Ashikaga is a city with abundant nature where numerous historical temples and shrines remain. Besides those found in the city center, you will find cultural treasures that are a little different from the ordinary, if you head out to the suburbs. The Nagusa Megaliths are among these. Located upstream from where fireflies live along the Nagusa River is this mystical place of scenic beauty, whose rocks have been revered as a dwelling of the gods since ancient times.

It is said that these giant rocks were originally formed by a body of granitic magma that cooled during the Cretaceous Period to a diameter of about 1.5 kilometers. Rare in Japan, these megaliths show the “onion weathering” phenomenon that is characteristic of this granite. In recognition of their academic value, they were designated as Natural Monuments by the Japanese Government in 1939.

The highlight of this site is Itsukushima Shrine, built on top of two of the largest rocks. According to legend, Itsukushima Shrine was established at the beginning of the Heian Era during the Konin Period (810-824) by Kobo Daishi, the monk who brought Buddhism to Japan, to enshrine the goddess Benzaiten. Dedicated to the gods, the largest rock is about 11 meters high, with a circumference of approximately 30 meters. Although it may appear small at first glance, the triangular headstone is about 3 meters tall. By the way, if you pass though the space between these sacred stones, it is said that you are “going through the womb”. Once you come out on the other side, it is believed that you will be blessed with conception and safe childbirth.

> **TASKS AND EXERCISES**:
1. Using the passage on the Nagusa Megaliths, answer each question briefly.
(a) In what year were the megaliths designated Natural Monuments?
(b) About how high is the largest rock?
(c) Which goddess was Itsukushima Shrine established to enshrine?
2. Print the part of the Nagusa Megaliths passage starting with "The highlight of" and going on through "and safe childbirth.", word for word.
Rely only on the passage about the Nagusa Megaliths.

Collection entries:
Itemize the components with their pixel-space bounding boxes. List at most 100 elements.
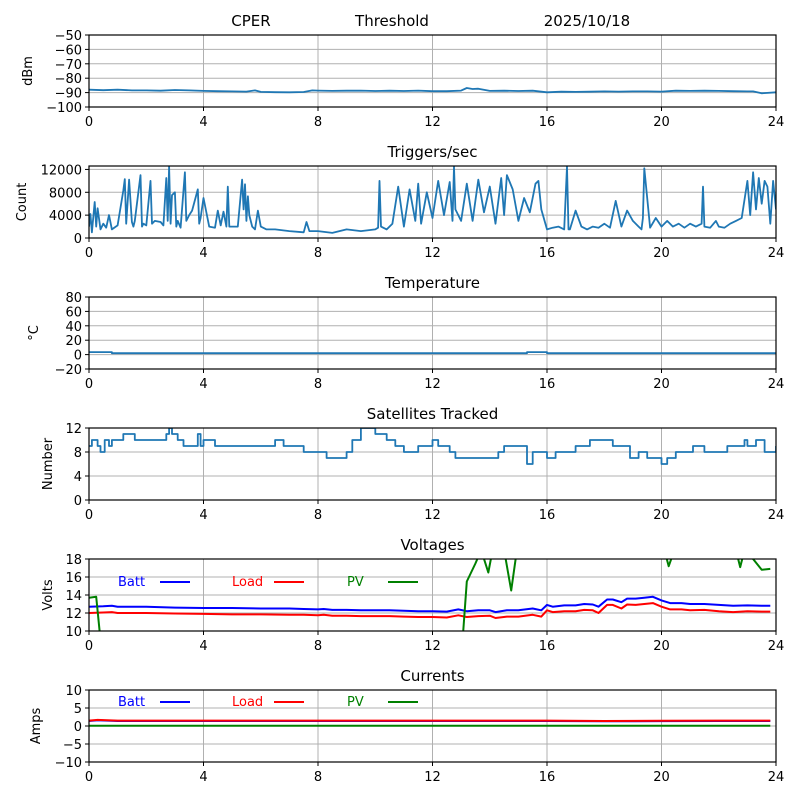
- x-tick-label: 20: [653, 770, 670, 785]
- x-tick-label: 0: [85, 770, 93, 785]
- x-tick-label: 0: [85, 246, 93, 261]
- panel-triggers: 0 4 8 12 16 20 24 0 4000 8000 12000 Count Triggers/s…: [15, 143, 784, 261]
- y-tick-label: −10: [55, 756, 82, 771]
- y-tick-label: 8000: [49, 186, 82, 201]
- legend-label-batt: Batt: [118, 695, 145, 710]
- panel-satellites: 0 4 8 12 16 20 24 0 4 8 12 Number Satellites Tracked: [41, 405, 784, 523]
- x-tick-label: 16: [539, 246, 556, 261]
- y-tick-label: 80: [65, 291, 82, 306]
- x-tick-label: 20: [653, 246, 670, 261]
- y-tick-label: 0: [74, 720, 82, 735]
- x-tick-label: 12: [424, 246, 441, 261]
- x-tick-label: 24: [768, 377, 785, 392]
- x-tick-label: 16: [539, 377, 556, 392]
- x-tick-label: 16: [539, 508, 556, 523]
- header-date: 2025/10/18: [544, 12, 630, 30]
- y-axis-label: °C: [27, 325, 42, 341]
- y-tick-label: −20: [55, 363, 82, 378]
- y-axis-label: Amps: [29, 707, 44, 744]
- x-tick-label: 24: [768, 639, 785, 654]
- chart-title: Voltages: [400, 536, 464, 554]
- series-line-threshold: [89, 87, 776, 95]
- x-tick-label: 0: [85, 115, 93, 130]
- x-tick-label: 12: [424, 377, 441, 392]
- series-line-load: [89, 718, 771, 722]
- y-tick-label: −70: [55, 58, 82, 73]
- series-line-satellites: [89, 428, 776, 465]
- x-tick-label: 4: [199, 639, 207, 654]
- x-tick-label: 4: [199, 770, 207, 785]
- y-tick-label: 12000: [41, 163, 82, 178]
- x-tick-label: 20: [653, 508, 670, 523]
- y-tick-label: 5: [74, 702, 82, 717]
- series-line-pv: [89, 559, 771, 631]
- y-tick-label: 0: [74, 494, 82, 509]
- x-tick-label: 20: [653, 377, 670, 392]
- y-tick-label: 20: [65, 334, 82, 349]
- x-tick-label: 20: [653, 639, 670, 654]
- x-tick-label: 12: [424, 508, 441, 523]
- chart-title: Temperature: [384, 274, 480, 292]
- y-tick-label: 10: [65, 684, 82, 699]
- panel-voltages: 0 4 8 12 16 20 24 10 12 14 16 18 Volts Voltages Batt Lo…: [41, 536, 784, 654]
- legend-label-load: Load: [232, 575, 263, 590]
- series-line-temperature: [89, 351, 776, 355]
- x-tick-label: 16: [539, 115, 556, 130]
- y-tick-label: 12: [65, 422, 82, 437]
- y-tick-label: 0: [74, 349, 82, 364]
- y-tick-label: 8: [74, 446, 82, 461]
- y-axis-label: Number: [41, 437, 56, 490]
- x-tick-label: 12: [424, 770, 441, 785]
- series-line-load: [89, 602, 771, 619]
- chart-title: Triggers/sec: [387, 143, 478, 161]
- y-tick-label: 16: [65, 571, 82, 586]
- x-tick-label: 12: [424, 639, 441, 654]
- y-tick-label: −60: [55, 43, 82, 58]
- legend-label-pv: PV: [347, 575, 364, 590]
- x-tick-label: 8: [314, 508, 322, 523]
- x-tick-label: 4: [199, 508, 207, 523]
- x-tick-label: 16: [539, 639, 556, 654]
- x-tick-label: 24: [768, 770, 785, 785]
- header-label: Threshold: [354, 12, 429, 30]
- x-tick-label: 24: [768, 508, 785, 523]
- y-tick-label: 4: [74, 470, 82, 485]
- y-axis-label: Count: [15, 183, 30, 222]
- y-tick-label: 60: [65, 305, 82, 320]
- y-tick-label: 40: [65, 320, 82, 335]
- y-axis-label: dBm: [21, 56, 36, 86]
- x-tick-label: 0: [85, 639, 93, 654]
- x-tick-label: 24: [768, 246, 785, 261]
- chart-title: Currents: [400, 667, 464, 685]
- legend-label-batt: Batt: [118, 575, 145, 590]
- y-tick-label: −80: [55, 72, 82, 87]
- legend-label-pv: PV: [347, 695, 364, 710]
- series-line-triggers: [89, 166, 776, 234]
- y-tick-label: 4000: [49, 209, 82, 224]
- series-line-batt: [89, 595, 771, 614]
- x-tick-label: 0: [85, 508, 93, 523]
- y-tick-label: −50: [55, 29, 82, 44]
- panel-currents: 0 4 8 12 16 20 24 −10 −5 0 5 10 Amps Currents Batt Load…: [29, 667, 784, 785]
- x-tick-label: 8: [314, 639, 322, 654]
- x-tick-label: 4: [199, 246, 207, 261]
- y-tick-label: −90: [55, 87, 82, 102]
- x-tick-label: 16: [539, 770, 556, 785]
- y-tick-label: 10: [65, 625, 82, 640]
- y-tick-label: 18: [65, 553, 82, 568]
- y-tick-label: 12: [65, 607, 82, 622]
- x-tick-label: 20: [653, 115, 670, 130]
- header-site: CPER: [231, 12, 270, 30]
- x-tick-label: 4: [199, 115, 207, 130]
- chart-title: Satellites Tracked: [367, 405, 498, 423]
- y-tick-label: 14: [65, 589, 82, 604]
- x-tick-label: 8: [314, 770, 322, 785]
- x-tick-label: 4: [199, 377, 207, 392]
- y-tick-label: −100: [46, 101, 82, 116]
- x-tick-label: 8: [314, 115, 322, 130]
- y-tick-label: −5: [63, 738, 82, 753]
- y-tick-label: 0: [74, 232, 82, 247]
- x-tick-label: 24: [768, 115, 785, 130]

> **THE SOLUTIONS**:
1.
(a) 1939
(b) About 11 meters
(c) Benzaiten

2.
The highlight of this site is Itsukushima Shrine, built on top of two of the largest rocks. According to legend, Itsukushima Shrine was established at the beginning of the Heian Era during the Konin Period (810-824) by Kobo Daishi, the monk who brought Buddhism to Japan, to enshrine the goddess Benzaiten. Dedicated to the gods, the largest rock is about 11 meters high, with a circumference of approximately 30 meters. Although it may appear small at first glance, the triangular headstone is about 3 meters tall. By the way, if you pass though the space between these sacred stones, it is said that you are “going through the womb”. Once you come out on the other side, it is believed that you will be blessed with conception and safe childbirth.